• [Job]: Only lines with the string "color" matter here; gather them from the material below.

• [The records]:

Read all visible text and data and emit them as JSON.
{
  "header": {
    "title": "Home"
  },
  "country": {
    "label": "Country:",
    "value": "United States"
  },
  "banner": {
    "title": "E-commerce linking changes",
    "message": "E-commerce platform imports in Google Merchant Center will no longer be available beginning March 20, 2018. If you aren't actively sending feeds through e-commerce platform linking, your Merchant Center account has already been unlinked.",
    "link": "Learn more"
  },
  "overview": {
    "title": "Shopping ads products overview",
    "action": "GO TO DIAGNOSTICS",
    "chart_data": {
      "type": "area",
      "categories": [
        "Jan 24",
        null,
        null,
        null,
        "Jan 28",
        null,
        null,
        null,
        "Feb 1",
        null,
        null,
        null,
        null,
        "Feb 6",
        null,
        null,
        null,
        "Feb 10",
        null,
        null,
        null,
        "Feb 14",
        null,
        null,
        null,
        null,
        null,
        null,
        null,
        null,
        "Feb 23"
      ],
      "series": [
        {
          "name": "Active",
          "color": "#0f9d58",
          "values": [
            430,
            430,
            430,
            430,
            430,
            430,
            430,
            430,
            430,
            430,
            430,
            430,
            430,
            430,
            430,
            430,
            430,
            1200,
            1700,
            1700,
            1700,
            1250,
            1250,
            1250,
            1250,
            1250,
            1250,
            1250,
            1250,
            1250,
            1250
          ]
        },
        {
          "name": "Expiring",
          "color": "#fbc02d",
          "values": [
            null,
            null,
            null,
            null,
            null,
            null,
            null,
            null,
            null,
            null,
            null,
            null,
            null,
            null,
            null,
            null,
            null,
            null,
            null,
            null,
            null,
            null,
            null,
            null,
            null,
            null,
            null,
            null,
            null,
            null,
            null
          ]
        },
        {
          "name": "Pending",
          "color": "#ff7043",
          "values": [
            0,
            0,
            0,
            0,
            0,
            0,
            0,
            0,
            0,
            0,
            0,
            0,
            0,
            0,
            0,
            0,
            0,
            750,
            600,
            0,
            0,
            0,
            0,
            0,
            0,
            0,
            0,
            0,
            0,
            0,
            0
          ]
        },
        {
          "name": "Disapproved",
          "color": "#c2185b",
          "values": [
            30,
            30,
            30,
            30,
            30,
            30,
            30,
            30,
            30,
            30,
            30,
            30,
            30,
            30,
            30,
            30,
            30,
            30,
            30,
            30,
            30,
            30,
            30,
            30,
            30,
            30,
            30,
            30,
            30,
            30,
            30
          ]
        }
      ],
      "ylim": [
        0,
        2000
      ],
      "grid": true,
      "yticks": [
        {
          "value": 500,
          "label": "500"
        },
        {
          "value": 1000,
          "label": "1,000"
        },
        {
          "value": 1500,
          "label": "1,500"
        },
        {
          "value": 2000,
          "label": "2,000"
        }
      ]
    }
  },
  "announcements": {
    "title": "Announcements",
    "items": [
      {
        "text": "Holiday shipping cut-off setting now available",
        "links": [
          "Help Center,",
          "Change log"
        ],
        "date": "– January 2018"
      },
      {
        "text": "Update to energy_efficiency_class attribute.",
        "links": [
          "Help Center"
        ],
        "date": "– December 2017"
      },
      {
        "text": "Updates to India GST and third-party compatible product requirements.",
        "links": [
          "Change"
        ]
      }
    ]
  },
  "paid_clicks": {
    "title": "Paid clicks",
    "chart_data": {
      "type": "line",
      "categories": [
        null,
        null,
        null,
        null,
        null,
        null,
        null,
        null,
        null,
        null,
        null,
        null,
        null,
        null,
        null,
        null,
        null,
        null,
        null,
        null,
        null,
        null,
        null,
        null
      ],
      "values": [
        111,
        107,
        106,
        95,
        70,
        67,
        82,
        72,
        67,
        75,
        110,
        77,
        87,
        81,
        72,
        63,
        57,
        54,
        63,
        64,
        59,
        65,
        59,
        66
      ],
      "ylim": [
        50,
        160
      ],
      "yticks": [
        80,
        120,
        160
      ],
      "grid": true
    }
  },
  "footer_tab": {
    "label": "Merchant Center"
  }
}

• [Solution for this problem]:
          "color": "#0f9d58",
          "color": "#fbc02d",
          "color": "#ff7043",
          "color": "#c2185b",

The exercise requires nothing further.